##### Entries #####

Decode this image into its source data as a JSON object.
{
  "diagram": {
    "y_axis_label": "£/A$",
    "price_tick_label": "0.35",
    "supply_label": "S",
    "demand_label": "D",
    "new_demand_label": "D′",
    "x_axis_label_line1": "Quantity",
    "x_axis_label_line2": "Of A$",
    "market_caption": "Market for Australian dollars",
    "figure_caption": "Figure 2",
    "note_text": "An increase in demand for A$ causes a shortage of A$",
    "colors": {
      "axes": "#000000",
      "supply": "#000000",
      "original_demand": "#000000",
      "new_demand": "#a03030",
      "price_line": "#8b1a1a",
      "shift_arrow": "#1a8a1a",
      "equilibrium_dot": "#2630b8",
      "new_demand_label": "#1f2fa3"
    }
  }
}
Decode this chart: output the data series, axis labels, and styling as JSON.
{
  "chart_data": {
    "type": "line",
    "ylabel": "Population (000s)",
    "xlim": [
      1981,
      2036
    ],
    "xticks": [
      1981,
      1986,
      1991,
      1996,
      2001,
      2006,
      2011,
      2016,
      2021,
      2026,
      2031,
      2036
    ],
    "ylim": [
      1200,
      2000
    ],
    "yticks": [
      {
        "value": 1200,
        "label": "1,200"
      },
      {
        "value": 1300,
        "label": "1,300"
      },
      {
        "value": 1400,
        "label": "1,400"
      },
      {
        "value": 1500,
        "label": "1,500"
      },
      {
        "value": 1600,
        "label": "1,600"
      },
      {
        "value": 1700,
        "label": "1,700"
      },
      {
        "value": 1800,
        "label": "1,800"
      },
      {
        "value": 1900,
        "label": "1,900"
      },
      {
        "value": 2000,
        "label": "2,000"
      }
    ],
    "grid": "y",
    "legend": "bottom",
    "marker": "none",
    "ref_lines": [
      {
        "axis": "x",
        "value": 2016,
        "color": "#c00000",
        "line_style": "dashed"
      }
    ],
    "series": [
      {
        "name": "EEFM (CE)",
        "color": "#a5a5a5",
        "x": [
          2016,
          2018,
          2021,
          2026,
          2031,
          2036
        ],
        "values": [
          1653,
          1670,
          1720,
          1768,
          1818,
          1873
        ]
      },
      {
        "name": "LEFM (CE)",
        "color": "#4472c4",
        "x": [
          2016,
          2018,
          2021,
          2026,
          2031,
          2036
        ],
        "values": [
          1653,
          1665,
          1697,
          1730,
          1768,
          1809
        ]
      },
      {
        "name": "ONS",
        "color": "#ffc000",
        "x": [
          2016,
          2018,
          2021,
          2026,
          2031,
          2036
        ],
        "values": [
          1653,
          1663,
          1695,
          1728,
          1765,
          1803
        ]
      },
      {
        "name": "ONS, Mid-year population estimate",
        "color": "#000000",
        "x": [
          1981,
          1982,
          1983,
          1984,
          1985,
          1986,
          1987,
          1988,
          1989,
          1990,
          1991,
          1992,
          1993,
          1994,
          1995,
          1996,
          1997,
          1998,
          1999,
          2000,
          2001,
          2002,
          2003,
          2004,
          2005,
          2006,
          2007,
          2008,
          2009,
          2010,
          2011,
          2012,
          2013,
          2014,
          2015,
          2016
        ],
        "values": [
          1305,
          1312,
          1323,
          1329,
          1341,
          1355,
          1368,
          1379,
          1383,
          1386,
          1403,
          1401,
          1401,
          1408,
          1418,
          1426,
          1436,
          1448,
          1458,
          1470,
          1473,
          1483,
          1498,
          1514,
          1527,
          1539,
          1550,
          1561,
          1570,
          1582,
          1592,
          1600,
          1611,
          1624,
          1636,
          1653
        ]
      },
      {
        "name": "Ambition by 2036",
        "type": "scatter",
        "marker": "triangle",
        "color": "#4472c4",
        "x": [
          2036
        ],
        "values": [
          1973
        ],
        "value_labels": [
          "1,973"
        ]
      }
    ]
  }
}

#####

▶ _Work to do_:
Search the listing for the word "name" and return each line that holds it.

▶ _The output_:
        "name": "EEFM (CE)",
        "name": "LEFM (CE)",
        "name": "ONS",
        "name": "ONS, Mid-year population estimate",
        "name": "Ambition by 2036",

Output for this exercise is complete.